**The exercise**: Transcribe the records below exactly as they appear, omitting any pictures.

**Data in this exercise**:
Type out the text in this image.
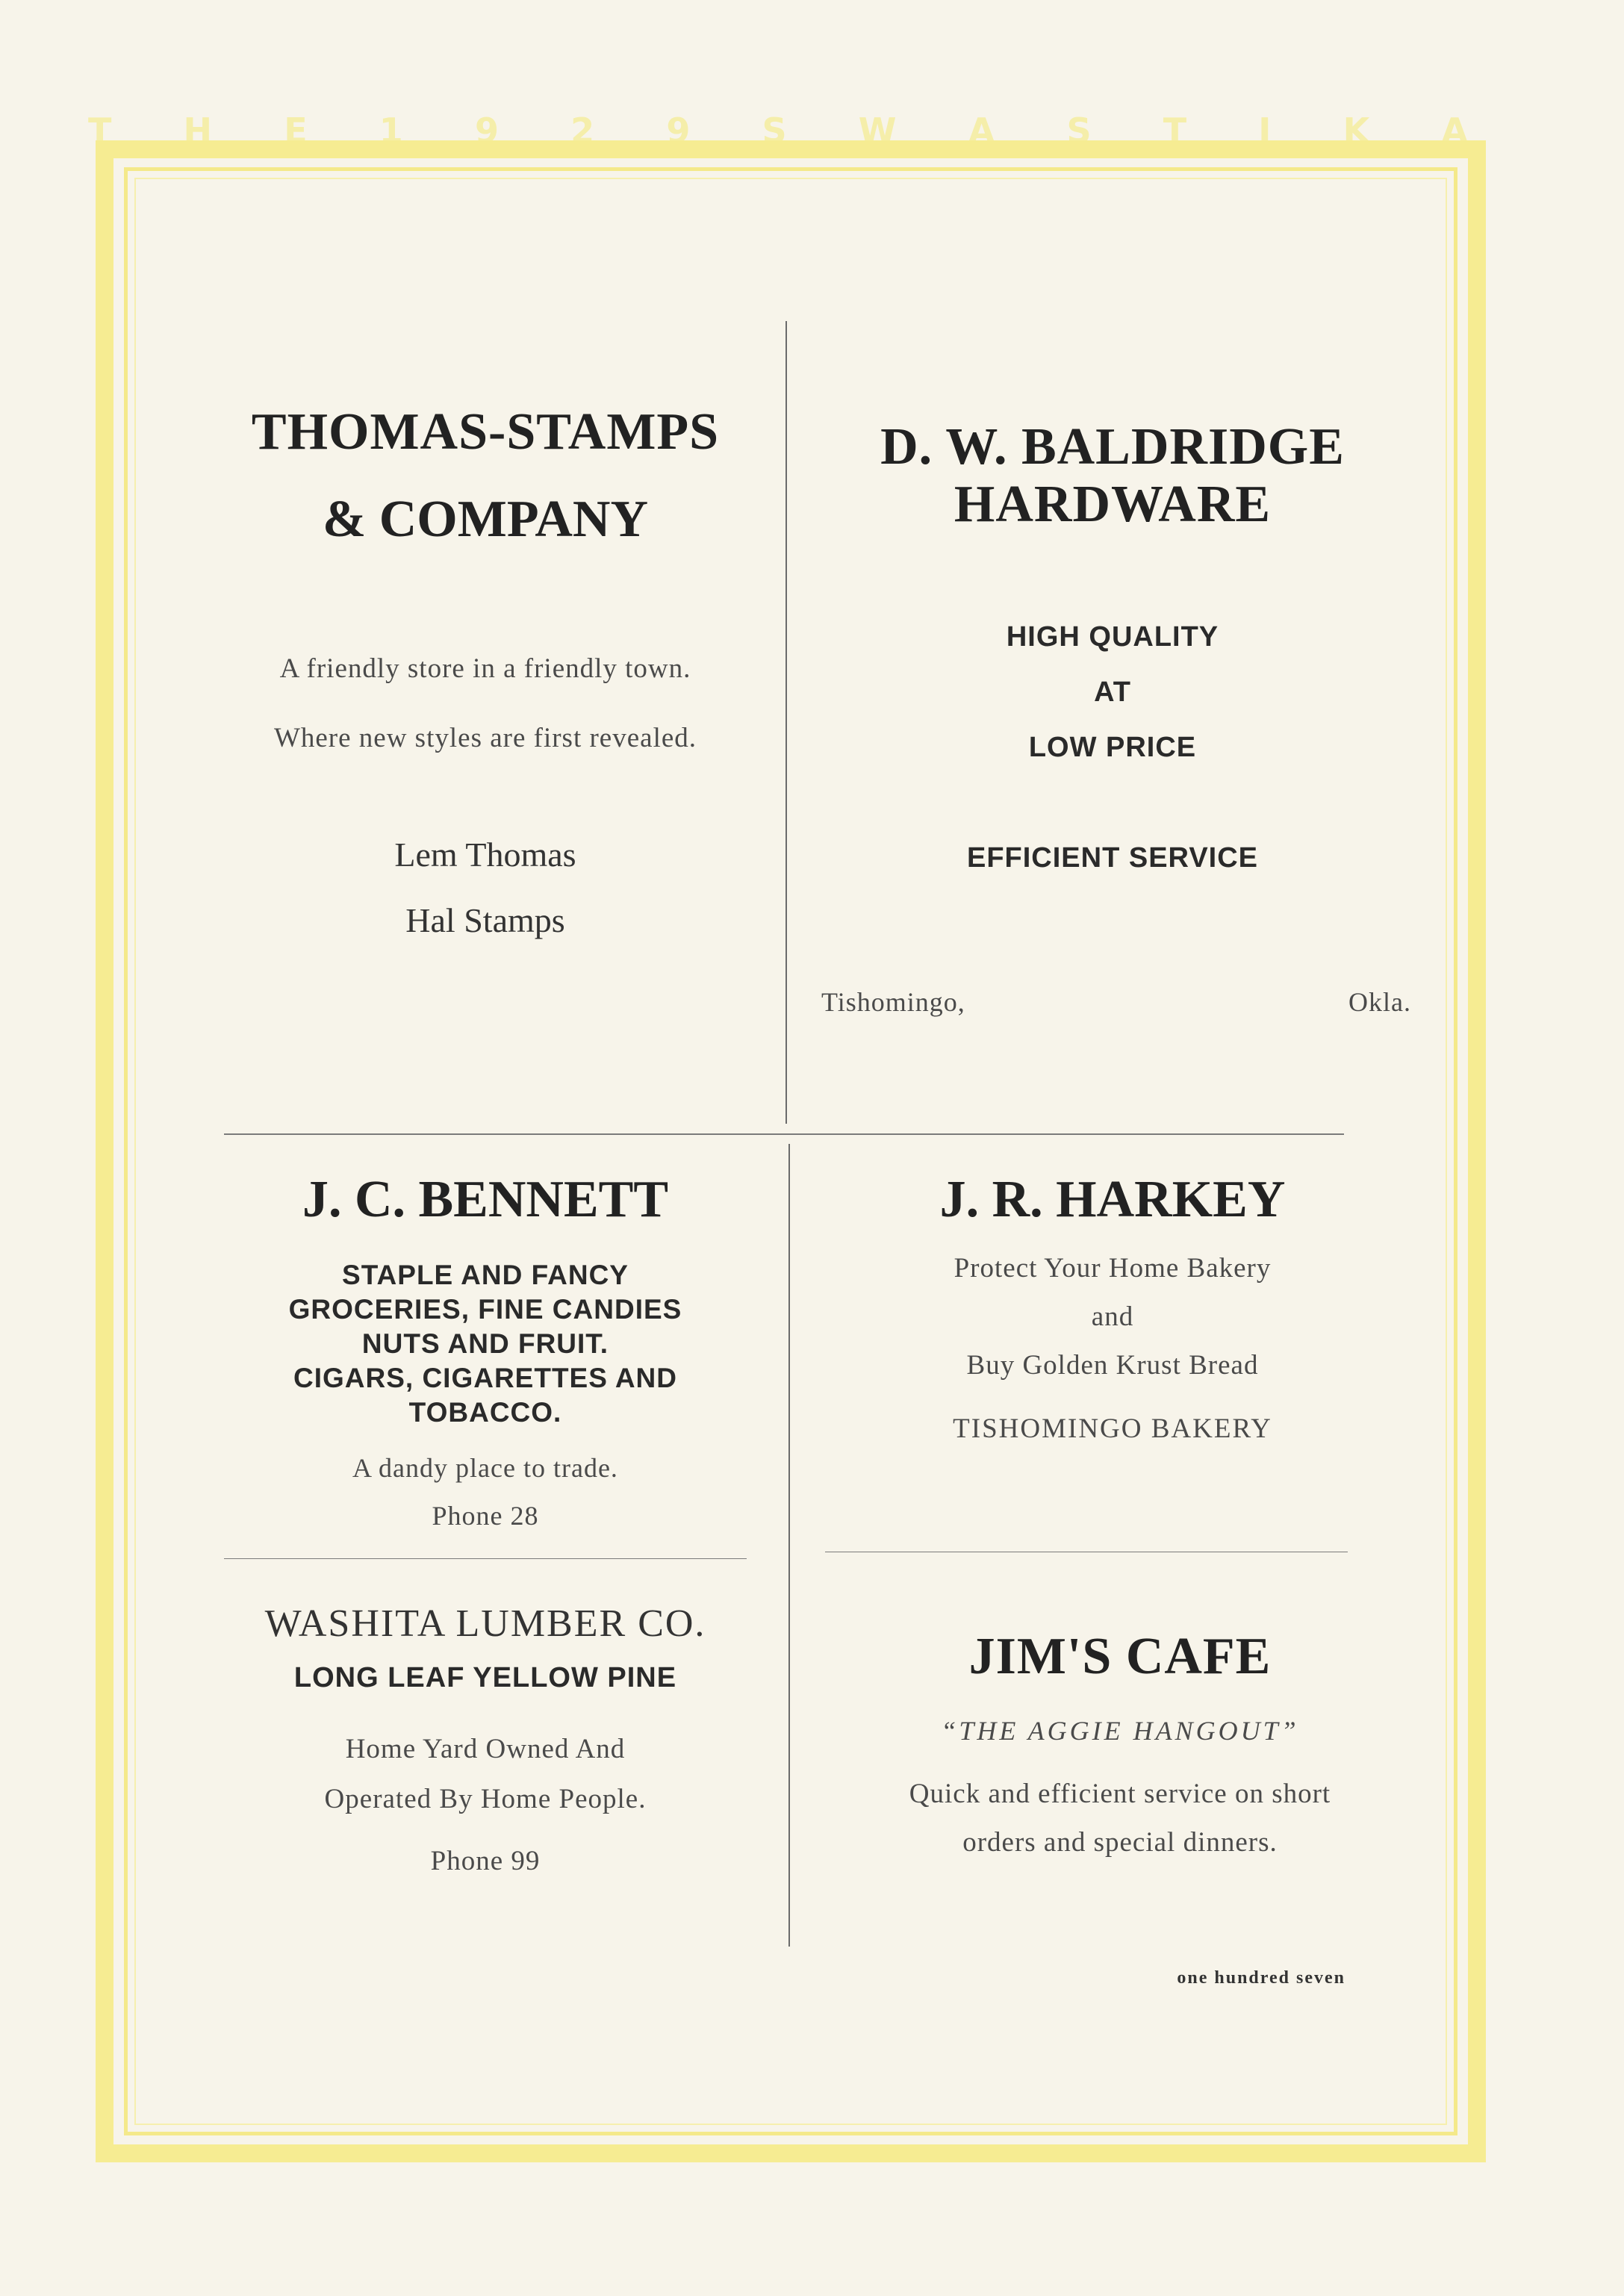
T H E 1 9 2 9 S W A S T I K A

THOMAS-STAMPS

& COMPANY

A friendly store in a friendly town.
Where new styles are first revealed.
Lem Thomas
Hal Stamps

D. W. BALDRIDGE

HARDWARE

HIGH QUALITY
AT
LOW PRICE
EFFICIENT SERVICE
Tishomingo,	Okla.

J. C. BENNETT

STAPLE AND FANCY
GROCERIES, FINE CANDIES
NUTS AND FRUIT.
CIGARS, CIGARETTES AND
TOBACCO.
A dandy place to trade.
Phone 28

J. R. HARKEY

Protect Your Home Bakery
and
Buy Golden Krust Bread
TISHOMINGO BAKERY

WASHITA LUMBER CO.

LONG LEAF YELLOW PINE
Home Yard Owned And
Operated By Home People.
Phone 99

JIM'S CAFE

“THE AGGIE HANGOUT”
Quick and efficient service on short
orders and special dinners.
one hundred seven
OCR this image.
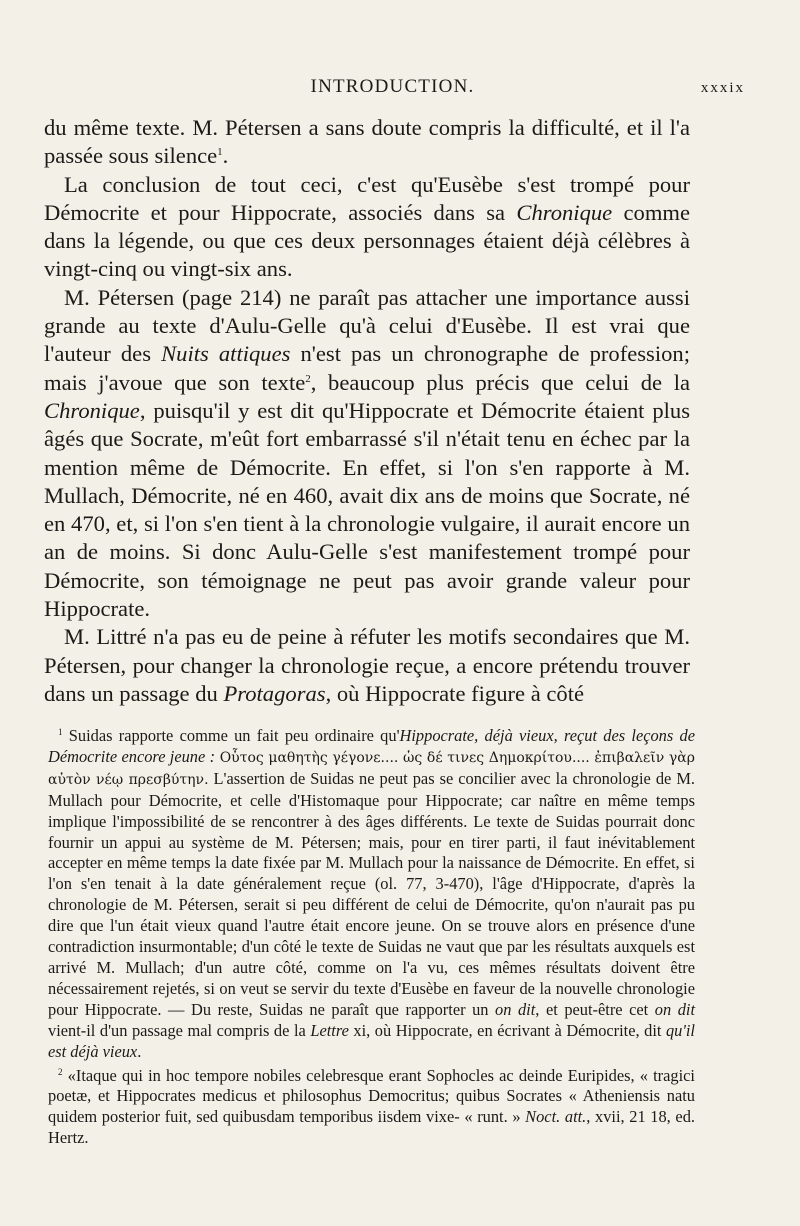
INTRODUCTION.	xxxix

du même texte. M. Pétersen a sans doute compris la difficulté, et il l'a passée sous silence$^1$.

La conclusion de tout ceci, c'est qu'Eusèbe s'est trompé pour Démocrite et pour Hippocrate, associés dans sa Chronique comme dans la légende, ou que ces deux personnages étaient déjà célèbres à vingt-cinq ou vingt-six ans.

M. Pétersen (page 214) ne paraît pas attacher une importance aussi grande au texte d'Aulu-Gelle qu'à celui d'Eusèbe. Il est vrai que l'auteur des Nuits attiques n'est pas un chronographe de profession; mais j'avoue que son texte$^2$, beaucoup plus précis que celui de la Chronique, puisqu'il y est dit qu'Hippocrate et Démocrite étaient plus âgés que Socrate, m'eût fort embarrassé s'il n'était tenu en échec par la mention même de Démocrite. En effet, si l'on s'en rapporte à M. Mullach, Démocrite, né en 460, avait dix ans de moins que Socrate, né en 470, et, si l'on s'en tient à la chronologie vulgaire, il aurait encore un an de moins. Si donc Aulu-Gelle s'est manifestement trompé pour Démocrite, son témoignage ne peut pas avoir grande valeur pour Hippocrate.

M. Littré n'a pas eu de peine à réfuter les motifs secondaires que M. Pétersen, pour changer la chronologie reçue, a encore prétendu trouver dans un passage du Protagoras, où Hippocrate figure à côté

$^1$ Suidas rapporte comme un fait peu ordinaire qu'Hippocrate, déjà vieux, reçut des leçons de Démocrite encore jeune : Οὗτος μαθητὴς γέγονε.... ὡς δέ τινες Δημοκρίτου.... ἐπιβαλεῖν γὰρ αὐτὸν νέῳ πρεσβύτην. L'assertion de Suidas ne peut pas se concilier avec la chronologie de M. Mullach pour Démocrite, et celle d'Histomaque pour Hippocrate; car naître en même temps implique l'impossibilité de se rencontrer à des âges différents. Le texte de Suidas pourrait donc fournir un appui au système de M. Pétersen; mais, pour en tirer parti, il faut inévitablement accepter en même temps la date fixée par M. Mullach pour la naissance de Démocrite. En effet, si l'on s'en tenait à la date généralement reçue (ol. 77, 3-470), l'âge d'Hippocrate, d'après la chronologie de M. Pétersen, serait si peu différent de celui de Démocrite, qu'on n'aurait pas pu dire que l'un était vieux quand l'autre était encore jeune. On se trouve alors en présence d'une contradiction insurmontable; d'un côté le texte de Suidas ne vaut que par les résultats auxquels est arrivé M. Mullach; d'un autre côté, comme on l'a vu, ces mêmes résultats doivent être nécessairement rejetés, si on veut se servir du texte d'Eusèbe en faveur de la nouvelle chronologie pour Hippocrate. — Du reste, Suidas ne paraît que rapporter un on dit, et peut-être cet on dit vient-il d'un passage mal compris de la Lettre xi, où Hippocrate, en écrivant à Démocrite, dit qu'il est déjà vieux.

$^2$ «Itaque qui in hoc tempore nobiles celebresque erant Sophocles ac deinde Euripides, « tragici poetæ, et Hippocrates medicus et philosophus Democritus; quibus Socrates « Atheniensis natu quidem posterior fuit, sed quibusdam temporibus iisdem vixe- « runt. » Noct. att., xvii, 21 18, ed. Hertz.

**Exercise answer**:
Type out the text in this image.
T H E 1 9 2 9 S W A S T I K A

THOMAS-STAMPS

& COMPANY

A friendly store in a friendly town.
Where new styles are first revealed.
Lem Thomas
Hal Stamps

D. W. BALDRIDGE

HARDWARE

HIGH QUALITY
AT
LOW PRICE
EFFICIENT SERVICE
Tishomingo,	Okla.

J. C. BENNETT

STAPLE AND FANCY
GROCERIES, FINE CANDIES
NUTS AND FRUIT.
CIGARS, CIGARETTES AND
TOBACCO.
A dandy place to trade.
Phone 28

J. R. HARKEY

Protect Your Home Bakery
and
Buy Golden Krust Bread
TISHOMINGO BAKERY

WASHITA LUMBER CO.

LONG LEAF YELLOW PINE
Home Yard Owned And
Operated By Home People.
Phone 99

JIM'S CAFE

“THE AGGIE HANGOUT”
Quick and efficient service on short
orders and special dinners.
one hundred seven
OCR this image.
INTRODUCTION.	xxxix

du même texte. M. Pétersen a sans doute compris la difficulté, et il l'a passée sous silence$^1$.

La conclusion de tout ceci, c'est qu'Eusèbe s'est trompé pour Démocrite et pour Hippocrate, associés dans sa Chronique comme dans la légende, ou que ces deux personnages étaient déjà célèbres à vingt-cinq ou vingt-six ans.

M. Pétersen (page 214) ne paraît pas attacher une importance aussi grande au texte d'Aulu-Gelle qu'à celui d'Eusèbe. Il est vrai que l'auteur des Nuits attiques n'est pas un chronographe de profession; mais j'avoue que son texte$^2$, beaucoup plus précis que celui de la Chronique, puisqu'il y est dit qu'Hippocrate et Démocrite étaient plus âgés que Socrate, m'eût fort embarrassé s'il n'était tenu en échec par la mention même de Démocrite. En effet, si l'on s'en rapporte à M. Mullach, Démocrite, né en 460, avait dix ans de moins que Socrate, né en 470, et, si l'on s'en tient à la chronologie vulgaire, il aurait encore un an de moins. Si donc Aulu-Gelle s'est manifestement trompé pour Démocrite, son témoignage ne peut pas avoir grande valeur pour Hippocrate.

M. Littré n'a pas eu de peine à réfuter les motifs secondaires que M. Pétersen, pour changer la chronologie reçue, a encore prétendu trouver dans un passage du Protagoras, où Hippocrate figure à côté

$^1$ Suidas rapporte comme un fait peu ordinaire qu'Hippocrate, déjà vieux, reçut des leçons de Démocrite encore jeune : Οὗτος μαθητὴς γέγονε.... ὡς δέ τινες Δημοκρίτου.... ἐπιβαλεῖν γὰρ αὐτὸν νέῳ πρεσβύτην. L'assertion de Suidas ne peut pas se concilier avec la chronologie de M. Mullach pour Démocrite, et celle d'Histomaque pour Hippocrate; car naître en même temps implique l'impossibilité de se rencontrer à des âges différents. Le texte de Suidas pourrait donc fournir un appui au système de M. Pétersen; mais, pour en tirer parti, il faut inévitablement accepter en même temps la date fixée par M. Mullach pour la naissance de Démocrite. En effet, si l'on s'en tenait à la date généralement reçue (ol. 77, 3-470), l'âge d'Hippocrate, d'après la chronologie de M. Pétersen, serait si peu différent de celui de Démocrite, qu'on n'aurait pas pu dire que l'un était vieux quand l'autre était encore jeune. On se trouve alors en présence d'une contradiction insurmontable; d'un côté le texte de Suidas ne vaut que par les résultats auxquels est arrivé M. Mullach; d'un autre côté, comme on l'a vu, ces mêmes résultats doivent être nécessairement rejetés, si on veut se servir du texte d'Eusèbe en faveur de la nouvelle chronologie pour Hippocrate. — Du reste, Suidas ne paraît que rapporter un on dit, et peut-être cet on dit vient-il d'un passage mal compris de la Lettre xi, où Hippocrate, en écrivant à Démocrite, dit qu'il est déjà vieux.

$^2$ «Itaque qui in hoc tempore nobiles celebresque erant Sophocles ac deinde Euripides, « tragici poetæ, et Hippocrates medicus et philosophus Democritus; quibus Socrates « Atheniensis natu quidem posterior fuit, sed quibusdam temporibus iisdem vixe- « runt. » Noct. att., xvii, 21 18, ed. Hertz.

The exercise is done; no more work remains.